- Material -
....................

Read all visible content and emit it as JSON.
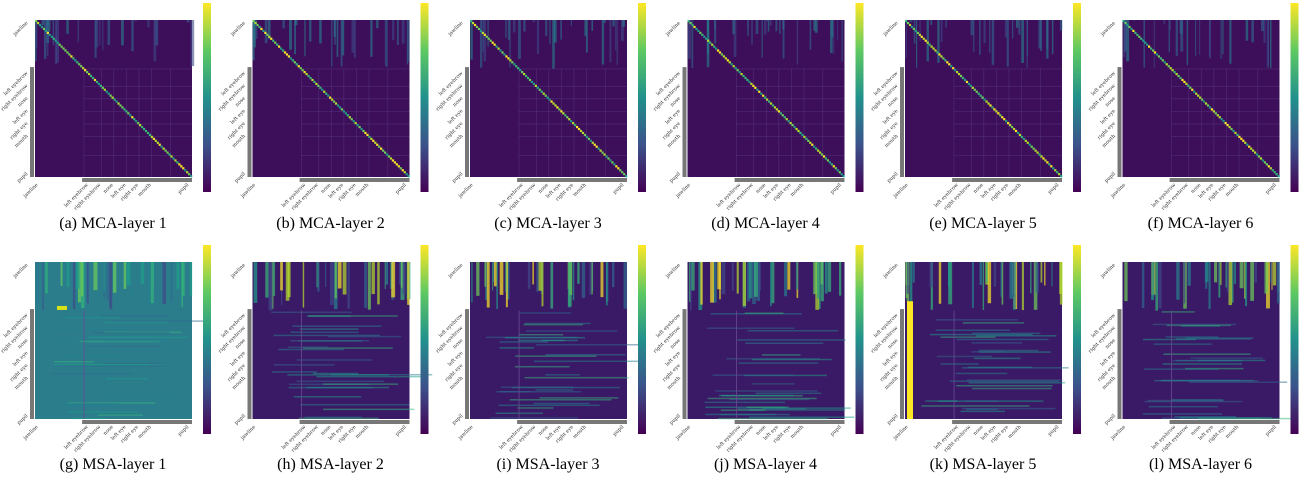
{
  "panels": [
    {
      "caption": "(a) MCA-layer 1"
    },
    {
      "caption": "(b) MCA-layer 2"
    },
    {
      "caption": "(c) MCA-layer 3"
    },
    {
      "caption": "(d) MCA-layer 4"
    },
    {
      "caption": "(e) MCA-layer 5"
    },
    {
      "caption": "(f) MCA-layer 6"
    },
    {
      "caption": "(g) MSA-layer 1"
    },
    {
      "caption": "(h) MSA-layer 2"
    },
    {
      "caption": "(i) MSA-layer 3"
    },
    {
      "caption": "(j) MSA-layer 4"
    },
    {
      "caption": "(k) MSA-layer 5"
    },
    {
      "caption": "(l) MSA-layer 6"
    }
  ],
  "axis_labels": [
    "jawline",
    "left eyebrow",
    "right eyebrow",
    "nose",
    "left eye",
    "right eye",
    "mouth",
    "pupil"
  ]
}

....................

- Aim of the task -
Which lines contain the word "caption"? Copy each one.

- Answer in full -
      "caption": "(a) MCA-layer 1"
      "caption": "(b) MCA-layer 2"
      "caption": "(c) MCA-layer 3"
      "caption": "(d) MCA-layer 4"
      "caption": "(e) MCA-layer 5"
      "caption": "(f) MCA-layer 6"
      "caption": "(g) MSA-layer 1"
      "caption": "(h) MSA-layer 2"
      "caption": "(i) MSA-layer 3"
      "caption": "(j) MSA-layer 4"
      "caption": "(k) MSA-layer 5"
      "caption": "(l) MSA-layer 6"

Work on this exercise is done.